┏━━
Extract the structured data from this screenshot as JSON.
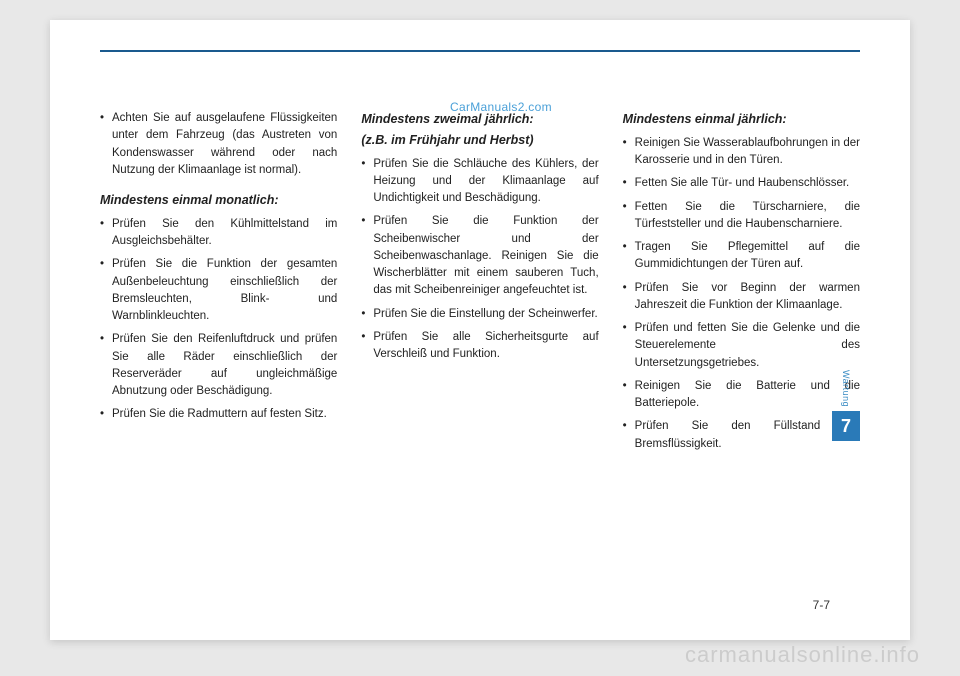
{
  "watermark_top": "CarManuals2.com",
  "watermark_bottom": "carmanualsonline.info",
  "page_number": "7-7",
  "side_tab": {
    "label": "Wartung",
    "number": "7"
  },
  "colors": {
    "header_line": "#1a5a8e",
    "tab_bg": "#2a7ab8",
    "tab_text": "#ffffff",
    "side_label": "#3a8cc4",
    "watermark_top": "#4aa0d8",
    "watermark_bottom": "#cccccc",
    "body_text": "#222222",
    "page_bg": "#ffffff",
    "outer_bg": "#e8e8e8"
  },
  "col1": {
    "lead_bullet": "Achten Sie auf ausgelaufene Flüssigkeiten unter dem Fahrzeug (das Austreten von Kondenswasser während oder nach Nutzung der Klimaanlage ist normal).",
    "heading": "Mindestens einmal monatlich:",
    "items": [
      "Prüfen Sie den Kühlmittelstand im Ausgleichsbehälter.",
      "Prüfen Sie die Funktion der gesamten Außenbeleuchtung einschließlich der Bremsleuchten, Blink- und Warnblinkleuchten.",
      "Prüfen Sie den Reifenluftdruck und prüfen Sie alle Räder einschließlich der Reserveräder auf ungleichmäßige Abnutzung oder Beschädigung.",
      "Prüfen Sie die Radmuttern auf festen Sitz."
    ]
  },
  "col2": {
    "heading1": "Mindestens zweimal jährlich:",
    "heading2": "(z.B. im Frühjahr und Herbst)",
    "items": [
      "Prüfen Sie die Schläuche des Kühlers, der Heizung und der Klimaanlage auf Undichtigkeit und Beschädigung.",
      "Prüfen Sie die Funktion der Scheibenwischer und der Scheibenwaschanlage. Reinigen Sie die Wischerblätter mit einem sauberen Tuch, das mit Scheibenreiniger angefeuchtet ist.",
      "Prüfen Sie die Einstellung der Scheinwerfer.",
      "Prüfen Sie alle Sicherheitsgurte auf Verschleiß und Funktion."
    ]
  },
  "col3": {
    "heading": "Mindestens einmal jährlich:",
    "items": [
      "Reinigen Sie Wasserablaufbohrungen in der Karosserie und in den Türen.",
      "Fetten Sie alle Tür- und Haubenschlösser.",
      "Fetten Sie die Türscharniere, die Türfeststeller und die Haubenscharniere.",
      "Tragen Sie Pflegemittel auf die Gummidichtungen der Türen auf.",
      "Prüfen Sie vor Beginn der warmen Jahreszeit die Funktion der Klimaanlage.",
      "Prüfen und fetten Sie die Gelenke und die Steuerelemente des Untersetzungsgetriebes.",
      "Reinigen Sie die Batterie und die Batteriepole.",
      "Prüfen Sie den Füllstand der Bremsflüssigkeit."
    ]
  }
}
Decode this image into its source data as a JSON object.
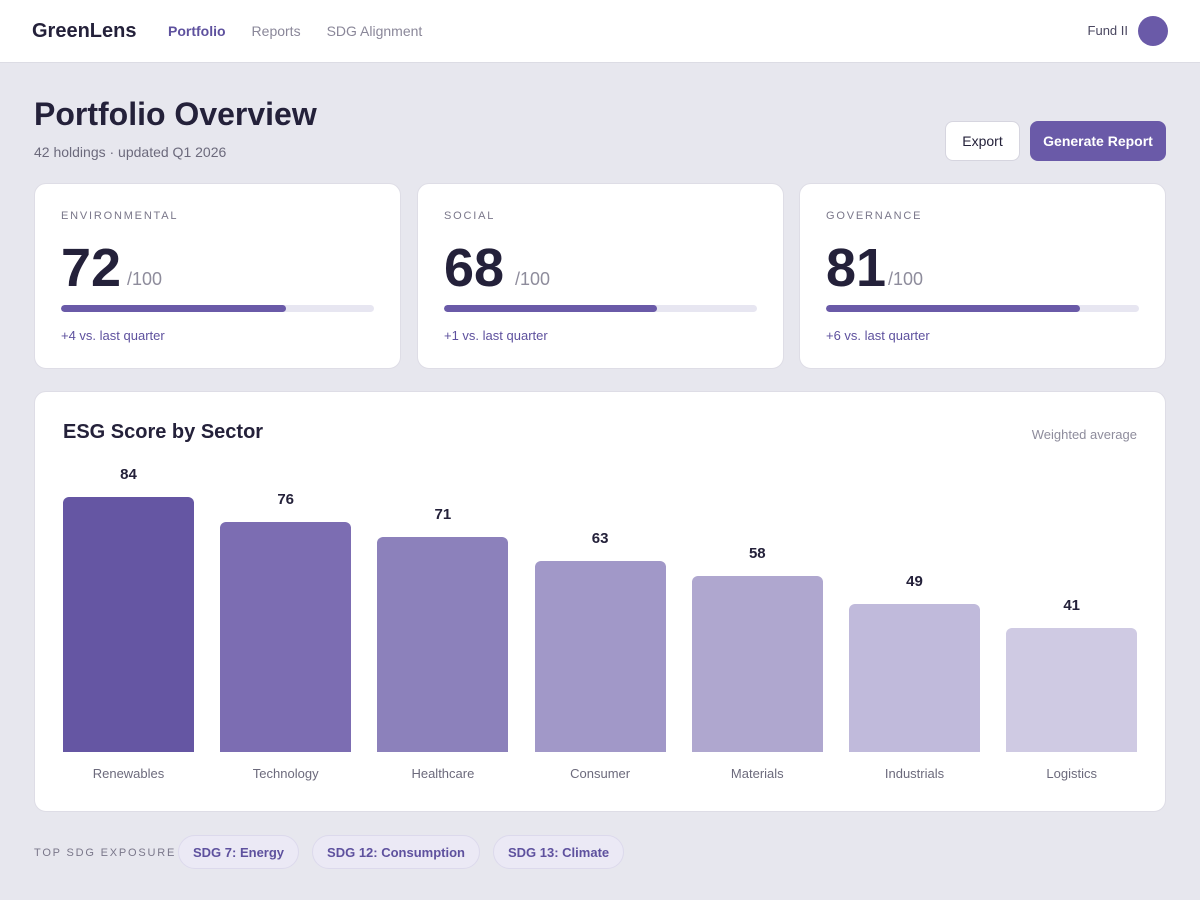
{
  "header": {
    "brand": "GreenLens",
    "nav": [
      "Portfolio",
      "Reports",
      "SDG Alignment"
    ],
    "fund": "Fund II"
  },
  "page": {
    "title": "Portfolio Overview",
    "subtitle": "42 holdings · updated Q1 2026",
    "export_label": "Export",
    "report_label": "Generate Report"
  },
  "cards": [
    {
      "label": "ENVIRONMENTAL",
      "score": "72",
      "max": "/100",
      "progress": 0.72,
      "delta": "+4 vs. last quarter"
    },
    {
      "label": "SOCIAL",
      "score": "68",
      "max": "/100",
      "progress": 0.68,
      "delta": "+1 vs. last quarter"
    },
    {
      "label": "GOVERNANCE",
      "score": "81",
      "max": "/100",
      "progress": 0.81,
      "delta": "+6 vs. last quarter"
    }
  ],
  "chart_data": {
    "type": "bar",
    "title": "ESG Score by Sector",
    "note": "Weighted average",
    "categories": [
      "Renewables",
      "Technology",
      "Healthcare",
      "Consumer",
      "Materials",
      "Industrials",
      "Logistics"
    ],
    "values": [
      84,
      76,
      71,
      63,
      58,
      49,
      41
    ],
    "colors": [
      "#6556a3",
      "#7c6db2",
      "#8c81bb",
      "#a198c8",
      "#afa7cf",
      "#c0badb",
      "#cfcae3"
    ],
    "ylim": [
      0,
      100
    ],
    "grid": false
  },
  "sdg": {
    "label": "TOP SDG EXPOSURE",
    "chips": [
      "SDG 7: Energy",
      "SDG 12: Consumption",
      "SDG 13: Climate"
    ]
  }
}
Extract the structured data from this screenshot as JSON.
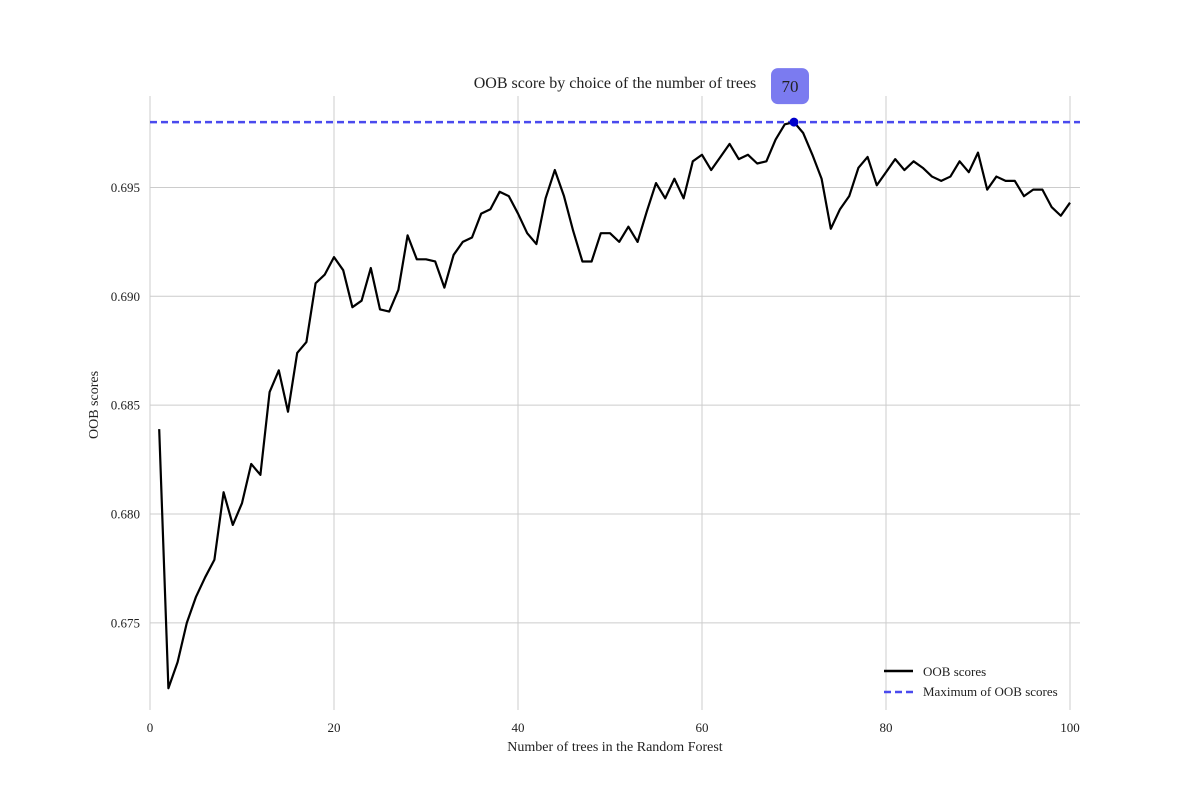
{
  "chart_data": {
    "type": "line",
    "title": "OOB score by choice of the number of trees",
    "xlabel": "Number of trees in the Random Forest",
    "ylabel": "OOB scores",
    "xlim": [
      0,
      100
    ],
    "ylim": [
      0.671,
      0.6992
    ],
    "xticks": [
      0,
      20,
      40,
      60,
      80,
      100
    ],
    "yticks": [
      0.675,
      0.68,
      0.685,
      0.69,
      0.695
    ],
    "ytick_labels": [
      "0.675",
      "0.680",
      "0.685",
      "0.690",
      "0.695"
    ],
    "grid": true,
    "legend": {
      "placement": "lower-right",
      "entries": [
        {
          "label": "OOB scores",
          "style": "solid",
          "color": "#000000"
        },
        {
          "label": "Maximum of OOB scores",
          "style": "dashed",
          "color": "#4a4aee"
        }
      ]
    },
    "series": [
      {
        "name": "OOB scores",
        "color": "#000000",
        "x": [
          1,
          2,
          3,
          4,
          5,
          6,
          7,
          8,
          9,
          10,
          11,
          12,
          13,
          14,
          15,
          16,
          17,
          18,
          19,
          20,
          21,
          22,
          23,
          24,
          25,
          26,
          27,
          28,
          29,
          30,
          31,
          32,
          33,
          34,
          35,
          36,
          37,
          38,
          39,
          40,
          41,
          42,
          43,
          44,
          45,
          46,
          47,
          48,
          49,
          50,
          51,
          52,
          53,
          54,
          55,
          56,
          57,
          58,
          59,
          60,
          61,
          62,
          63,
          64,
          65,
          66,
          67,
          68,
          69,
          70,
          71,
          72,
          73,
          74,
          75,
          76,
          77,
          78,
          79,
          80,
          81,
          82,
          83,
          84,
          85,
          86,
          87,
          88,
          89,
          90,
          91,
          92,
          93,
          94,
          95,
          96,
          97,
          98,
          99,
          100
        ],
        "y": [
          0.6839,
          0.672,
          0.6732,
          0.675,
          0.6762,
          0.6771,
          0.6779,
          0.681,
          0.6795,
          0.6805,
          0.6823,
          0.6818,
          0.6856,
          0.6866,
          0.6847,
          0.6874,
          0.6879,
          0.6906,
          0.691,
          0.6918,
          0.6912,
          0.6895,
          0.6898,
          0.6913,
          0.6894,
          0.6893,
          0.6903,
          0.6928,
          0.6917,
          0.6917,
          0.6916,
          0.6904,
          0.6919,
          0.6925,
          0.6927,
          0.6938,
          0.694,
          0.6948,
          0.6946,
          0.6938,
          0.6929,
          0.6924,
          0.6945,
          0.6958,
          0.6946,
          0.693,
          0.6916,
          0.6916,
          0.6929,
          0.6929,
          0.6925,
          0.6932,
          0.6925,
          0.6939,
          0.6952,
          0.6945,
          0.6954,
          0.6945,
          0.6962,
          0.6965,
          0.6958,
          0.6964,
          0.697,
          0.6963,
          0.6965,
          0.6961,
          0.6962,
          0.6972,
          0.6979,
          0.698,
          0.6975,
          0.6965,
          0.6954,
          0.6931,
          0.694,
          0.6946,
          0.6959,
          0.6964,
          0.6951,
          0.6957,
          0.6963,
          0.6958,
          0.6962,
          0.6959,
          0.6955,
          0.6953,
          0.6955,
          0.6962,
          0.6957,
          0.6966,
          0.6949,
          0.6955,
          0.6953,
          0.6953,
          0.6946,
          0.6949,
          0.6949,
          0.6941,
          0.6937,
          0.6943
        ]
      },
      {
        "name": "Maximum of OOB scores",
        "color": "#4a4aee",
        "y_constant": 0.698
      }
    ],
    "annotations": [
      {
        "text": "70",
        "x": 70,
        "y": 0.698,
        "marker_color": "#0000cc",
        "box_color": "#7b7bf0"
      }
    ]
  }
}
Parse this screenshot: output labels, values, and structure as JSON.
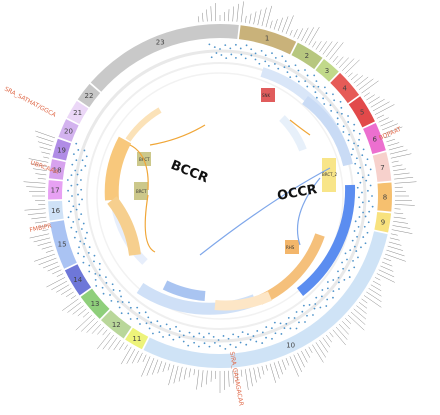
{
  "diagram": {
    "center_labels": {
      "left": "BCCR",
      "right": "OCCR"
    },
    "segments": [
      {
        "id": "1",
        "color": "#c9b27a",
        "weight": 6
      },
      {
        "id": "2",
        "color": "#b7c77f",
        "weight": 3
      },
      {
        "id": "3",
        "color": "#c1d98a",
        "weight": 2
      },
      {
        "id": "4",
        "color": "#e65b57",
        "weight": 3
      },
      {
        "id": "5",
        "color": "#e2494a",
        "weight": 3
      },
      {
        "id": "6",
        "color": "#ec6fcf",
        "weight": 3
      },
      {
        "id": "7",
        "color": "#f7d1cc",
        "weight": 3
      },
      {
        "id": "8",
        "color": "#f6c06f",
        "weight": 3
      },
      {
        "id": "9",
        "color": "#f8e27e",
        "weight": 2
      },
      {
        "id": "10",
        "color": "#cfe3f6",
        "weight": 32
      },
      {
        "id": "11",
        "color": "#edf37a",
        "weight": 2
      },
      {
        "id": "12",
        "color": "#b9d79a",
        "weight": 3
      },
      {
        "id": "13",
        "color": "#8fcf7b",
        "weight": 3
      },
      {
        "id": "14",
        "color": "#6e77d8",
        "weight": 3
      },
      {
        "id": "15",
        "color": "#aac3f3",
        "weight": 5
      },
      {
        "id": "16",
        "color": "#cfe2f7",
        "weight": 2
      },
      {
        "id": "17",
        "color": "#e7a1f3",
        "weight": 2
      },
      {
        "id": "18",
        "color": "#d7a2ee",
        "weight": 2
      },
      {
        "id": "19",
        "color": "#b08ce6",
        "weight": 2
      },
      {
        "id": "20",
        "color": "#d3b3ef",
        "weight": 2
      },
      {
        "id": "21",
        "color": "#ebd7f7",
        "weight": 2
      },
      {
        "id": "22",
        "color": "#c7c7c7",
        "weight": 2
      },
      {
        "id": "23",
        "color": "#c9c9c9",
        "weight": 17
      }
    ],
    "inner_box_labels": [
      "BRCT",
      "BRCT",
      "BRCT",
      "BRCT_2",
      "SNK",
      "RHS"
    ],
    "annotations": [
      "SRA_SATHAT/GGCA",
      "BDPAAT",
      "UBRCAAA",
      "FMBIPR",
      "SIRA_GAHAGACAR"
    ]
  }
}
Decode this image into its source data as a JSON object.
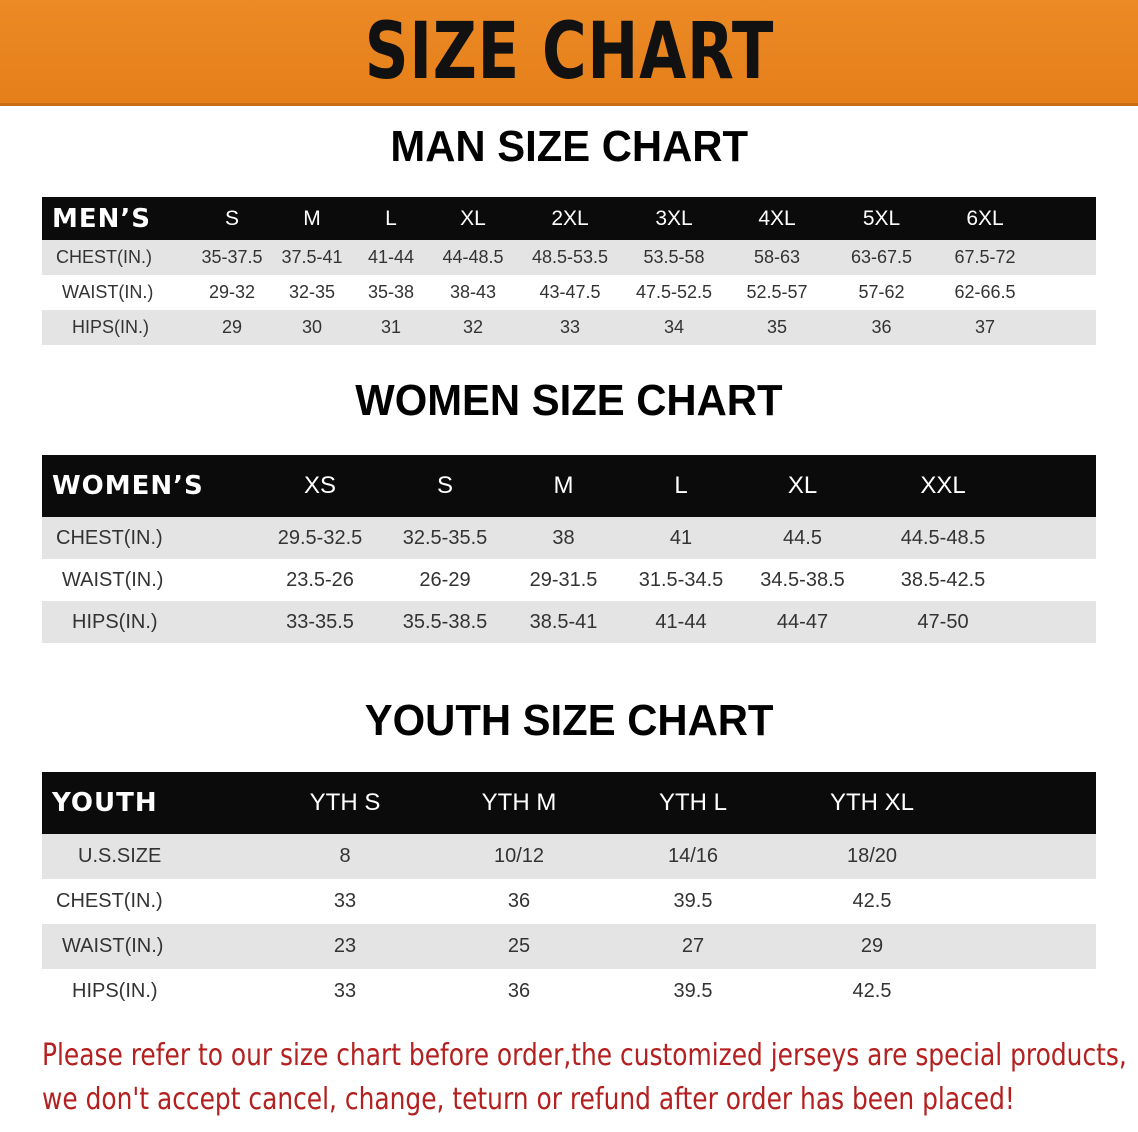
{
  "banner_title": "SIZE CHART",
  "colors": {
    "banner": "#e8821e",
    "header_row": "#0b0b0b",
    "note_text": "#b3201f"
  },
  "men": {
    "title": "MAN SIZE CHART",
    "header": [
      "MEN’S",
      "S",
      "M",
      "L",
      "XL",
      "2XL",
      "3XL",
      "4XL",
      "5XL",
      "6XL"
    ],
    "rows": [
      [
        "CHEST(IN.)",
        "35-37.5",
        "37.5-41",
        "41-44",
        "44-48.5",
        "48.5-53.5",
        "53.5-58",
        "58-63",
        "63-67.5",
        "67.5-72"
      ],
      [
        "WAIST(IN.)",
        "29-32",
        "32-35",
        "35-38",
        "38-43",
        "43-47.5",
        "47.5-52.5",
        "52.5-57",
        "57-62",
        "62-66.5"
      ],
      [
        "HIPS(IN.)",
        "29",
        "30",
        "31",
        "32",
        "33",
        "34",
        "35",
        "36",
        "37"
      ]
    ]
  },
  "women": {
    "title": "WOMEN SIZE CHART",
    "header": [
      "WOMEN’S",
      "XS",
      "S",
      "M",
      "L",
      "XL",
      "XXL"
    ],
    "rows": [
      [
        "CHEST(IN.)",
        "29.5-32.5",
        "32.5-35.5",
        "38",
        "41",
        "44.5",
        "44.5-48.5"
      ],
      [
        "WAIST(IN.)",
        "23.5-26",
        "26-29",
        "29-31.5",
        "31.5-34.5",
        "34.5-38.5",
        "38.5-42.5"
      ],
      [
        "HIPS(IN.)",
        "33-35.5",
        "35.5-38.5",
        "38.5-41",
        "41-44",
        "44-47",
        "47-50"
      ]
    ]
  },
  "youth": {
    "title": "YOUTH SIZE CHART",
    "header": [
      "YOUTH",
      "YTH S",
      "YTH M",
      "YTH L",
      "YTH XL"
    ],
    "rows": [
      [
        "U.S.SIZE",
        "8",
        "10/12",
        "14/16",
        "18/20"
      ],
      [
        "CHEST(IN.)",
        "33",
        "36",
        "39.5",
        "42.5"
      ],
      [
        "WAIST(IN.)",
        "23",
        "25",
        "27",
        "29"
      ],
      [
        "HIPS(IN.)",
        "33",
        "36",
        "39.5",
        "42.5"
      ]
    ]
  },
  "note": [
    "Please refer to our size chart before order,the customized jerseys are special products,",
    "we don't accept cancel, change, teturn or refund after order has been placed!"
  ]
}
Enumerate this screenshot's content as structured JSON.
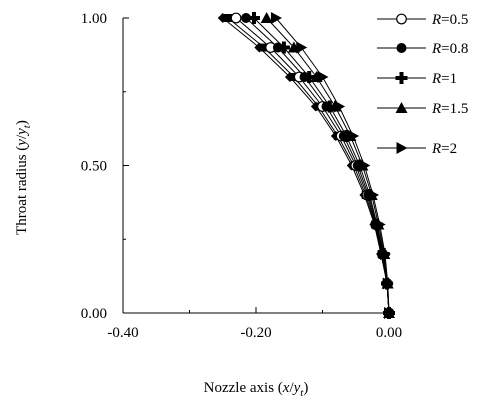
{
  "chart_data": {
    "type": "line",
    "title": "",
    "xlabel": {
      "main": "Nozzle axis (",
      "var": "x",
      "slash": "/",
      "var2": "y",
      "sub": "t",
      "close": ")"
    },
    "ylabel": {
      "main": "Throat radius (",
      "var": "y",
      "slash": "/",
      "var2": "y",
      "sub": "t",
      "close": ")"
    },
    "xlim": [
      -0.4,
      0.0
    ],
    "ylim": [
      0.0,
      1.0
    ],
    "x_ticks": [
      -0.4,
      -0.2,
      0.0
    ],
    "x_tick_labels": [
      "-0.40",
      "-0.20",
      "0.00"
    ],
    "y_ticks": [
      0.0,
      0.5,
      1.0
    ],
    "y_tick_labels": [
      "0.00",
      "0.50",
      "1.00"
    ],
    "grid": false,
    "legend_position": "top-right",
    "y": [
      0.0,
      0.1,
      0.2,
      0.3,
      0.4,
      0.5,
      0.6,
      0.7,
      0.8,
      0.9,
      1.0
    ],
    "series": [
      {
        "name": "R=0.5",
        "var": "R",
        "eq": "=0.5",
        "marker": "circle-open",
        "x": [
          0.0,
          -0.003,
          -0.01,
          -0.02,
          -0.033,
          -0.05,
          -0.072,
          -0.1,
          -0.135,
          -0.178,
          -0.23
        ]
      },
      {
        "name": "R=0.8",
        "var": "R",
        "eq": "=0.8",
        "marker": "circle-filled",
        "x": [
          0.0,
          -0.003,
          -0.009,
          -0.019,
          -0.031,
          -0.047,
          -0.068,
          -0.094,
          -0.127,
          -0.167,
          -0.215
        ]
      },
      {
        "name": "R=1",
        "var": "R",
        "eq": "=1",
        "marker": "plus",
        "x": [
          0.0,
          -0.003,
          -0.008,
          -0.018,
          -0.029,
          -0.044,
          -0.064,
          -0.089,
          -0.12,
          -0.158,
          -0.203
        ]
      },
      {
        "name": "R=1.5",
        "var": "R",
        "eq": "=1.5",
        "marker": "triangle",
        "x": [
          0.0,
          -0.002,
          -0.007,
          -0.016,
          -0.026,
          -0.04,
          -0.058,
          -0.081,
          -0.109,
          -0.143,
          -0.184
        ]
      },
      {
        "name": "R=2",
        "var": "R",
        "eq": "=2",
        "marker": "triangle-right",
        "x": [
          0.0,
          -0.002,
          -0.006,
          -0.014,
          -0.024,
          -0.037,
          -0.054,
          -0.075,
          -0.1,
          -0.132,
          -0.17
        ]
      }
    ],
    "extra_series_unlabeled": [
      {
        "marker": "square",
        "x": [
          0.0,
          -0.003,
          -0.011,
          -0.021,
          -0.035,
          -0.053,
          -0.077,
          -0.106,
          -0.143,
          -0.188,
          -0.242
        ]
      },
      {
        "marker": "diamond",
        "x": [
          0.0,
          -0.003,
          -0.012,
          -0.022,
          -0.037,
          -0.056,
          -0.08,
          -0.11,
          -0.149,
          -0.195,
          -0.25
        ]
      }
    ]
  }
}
┗━━
Extract all lines containing the word "scores".

**Result of this task**
    "ylabel": "OOB scores",
          "label": "OOB scores",
          "label": "Maximum of OOB scores",
        "name": "OOB scores",
        "name": "Maximum of OOB scores",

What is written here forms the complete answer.